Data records
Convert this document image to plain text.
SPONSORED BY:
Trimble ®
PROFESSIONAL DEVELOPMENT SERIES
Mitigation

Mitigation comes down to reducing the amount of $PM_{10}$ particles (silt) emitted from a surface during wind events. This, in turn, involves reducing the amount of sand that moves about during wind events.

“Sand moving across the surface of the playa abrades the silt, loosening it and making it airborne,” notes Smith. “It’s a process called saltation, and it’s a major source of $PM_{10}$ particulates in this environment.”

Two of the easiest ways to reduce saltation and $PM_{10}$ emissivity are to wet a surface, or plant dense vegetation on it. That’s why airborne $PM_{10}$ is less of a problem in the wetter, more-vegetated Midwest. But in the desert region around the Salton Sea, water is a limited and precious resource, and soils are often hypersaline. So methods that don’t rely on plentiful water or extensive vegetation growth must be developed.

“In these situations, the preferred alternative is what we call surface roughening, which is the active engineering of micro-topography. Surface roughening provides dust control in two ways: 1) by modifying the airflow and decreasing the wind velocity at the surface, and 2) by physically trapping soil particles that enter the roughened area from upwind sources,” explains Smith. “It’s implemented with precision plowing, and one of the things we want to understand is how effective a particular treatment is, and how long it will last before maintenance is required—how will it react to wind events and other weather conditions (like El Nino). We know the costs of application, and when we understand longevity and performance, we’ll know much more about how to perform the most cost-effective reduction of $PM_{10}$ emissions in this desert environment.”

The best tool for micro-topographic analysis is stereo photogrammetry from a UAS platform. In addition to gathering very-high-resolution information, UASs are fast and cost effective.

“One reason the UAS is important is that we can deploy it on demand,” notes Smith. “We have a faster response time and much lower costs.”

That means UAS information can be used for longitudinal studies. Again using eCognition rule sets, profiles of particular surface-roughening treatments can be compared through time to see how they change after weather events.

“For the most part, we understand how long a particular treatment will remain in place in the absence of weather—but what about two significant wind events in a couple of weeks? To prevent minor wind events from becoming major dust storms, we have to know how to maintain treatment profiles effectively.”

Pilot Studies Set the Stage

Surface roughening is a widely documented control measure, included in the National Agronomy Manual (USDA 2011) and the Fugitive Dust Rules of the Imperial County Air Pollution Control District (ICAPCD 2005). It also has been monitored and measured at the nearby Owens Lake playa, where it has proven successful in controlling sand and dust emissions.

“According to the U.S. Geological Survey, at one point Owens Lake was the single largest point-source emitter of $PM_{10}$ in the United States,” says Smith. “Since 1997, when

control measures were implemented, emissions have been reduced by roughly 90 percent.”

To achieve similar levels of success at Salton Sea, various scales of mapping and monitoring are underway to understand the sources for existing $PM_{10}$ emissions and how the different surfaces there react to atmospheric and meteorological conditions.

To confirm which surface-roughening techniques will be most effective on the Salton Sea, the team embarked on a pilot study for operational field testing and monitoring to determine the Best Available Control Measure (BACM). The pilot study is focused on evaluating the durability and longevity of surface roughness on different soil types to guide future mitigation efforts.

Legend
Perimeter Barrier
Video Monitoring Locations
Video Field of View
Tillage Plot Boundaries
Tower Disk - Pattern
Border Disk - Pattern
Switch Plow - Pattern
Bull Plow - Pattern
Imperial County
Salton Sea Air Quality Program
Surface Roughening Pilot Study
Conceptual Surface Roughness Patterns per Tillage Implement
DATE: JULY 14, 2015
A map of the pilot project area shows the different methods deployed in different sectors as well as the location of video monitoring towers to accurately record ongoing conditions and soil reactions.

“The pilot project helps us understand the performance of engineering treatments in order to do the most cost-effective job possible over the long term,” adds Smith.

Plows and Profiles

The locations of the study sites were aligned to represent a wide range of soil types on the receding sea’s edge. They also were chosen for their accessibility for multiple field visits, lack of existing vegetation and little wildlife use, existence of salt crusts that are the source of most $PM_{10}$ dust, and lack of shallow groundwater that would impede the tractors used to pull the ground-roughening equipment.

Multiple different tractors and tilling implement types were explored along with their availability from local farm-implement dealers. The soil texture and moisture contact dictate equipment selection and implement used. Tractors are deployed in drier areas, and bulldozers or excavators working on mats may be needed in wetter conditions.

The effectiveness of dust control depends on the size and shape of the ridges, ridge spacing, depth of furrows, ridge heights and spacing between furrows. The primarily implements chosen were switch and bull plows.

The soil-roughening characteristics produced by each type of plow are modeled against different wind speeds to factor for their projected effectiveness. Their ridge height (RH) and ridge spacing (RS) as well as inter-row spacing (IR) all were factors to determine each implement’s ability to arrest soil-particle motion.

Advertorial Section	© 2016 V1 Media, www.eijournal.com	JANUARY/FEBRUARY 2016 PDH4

■ What to produce
Select every line of the material above holding the word "time" and copy it.

■ Finished answer
“One reason the UAS is important is that we can deploy it on demand,” notes Smith. “We have a faster response time and much lower costs.”
That means UAS information can be used for longitudinal studies. Again using eCognition rule sets, profiles of particular surface-roughening treatments can be compared through time to see how they change after weather events.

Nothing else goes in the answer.